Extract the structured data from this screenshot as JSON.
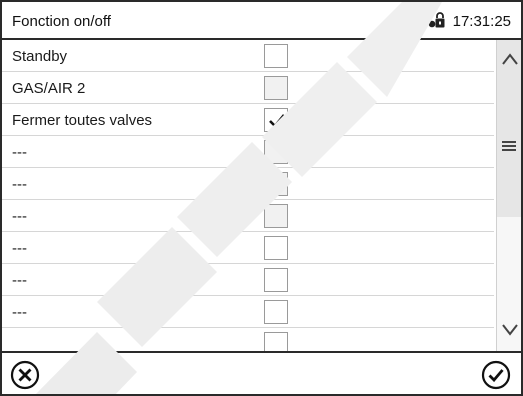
{
  "header": {
    "title": "Fonction on/off",
    "time": "17:31:25",
    "lock_icon": "lock-icon"
  },
  "rows": [
    {
      "label": "Standby",
      "checked": false
    },
    {
      "label": "GAS/AIR 2",
      "checked": false
    },
    {
      "label": "Fermer toutes valves",
      "checked": true
    },
    {
      "label": "---",
      "checked": false
    },
    {
      "label": "---",
      "checked": false
    },
    {
      "label": "---",
      "checked": false
    },
    {
      "label": "---",
      "checked": false
    },
    {
      "label": "---",
      "checked": false
    },
    {
      "label": "---",
      "checked": false
    }
  ],
  "scrollbar": {
    "up_icon": "chevron-up-icon",
    "grip_icon": "menu-lines-icon",
    "down_icon": "chevron-down-icon"
  },
  "footer": {
    "cancel_icon": "circle-x-icon",
    "confirm_icon": "circle-check-icon"
  },
  "colors": {
    "border": "#2a2a2a",
    "row_divider": "#d6d6d6",
    "watermark": "#e9e9e9"
  }
}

## PROMPT
Show the lines that mention the word "circle".

## SOLUTION FOR THIS PROBLEM
    "cancel_icon": "circle-x-icon",
    "confirm_icon": "circle-check-icon"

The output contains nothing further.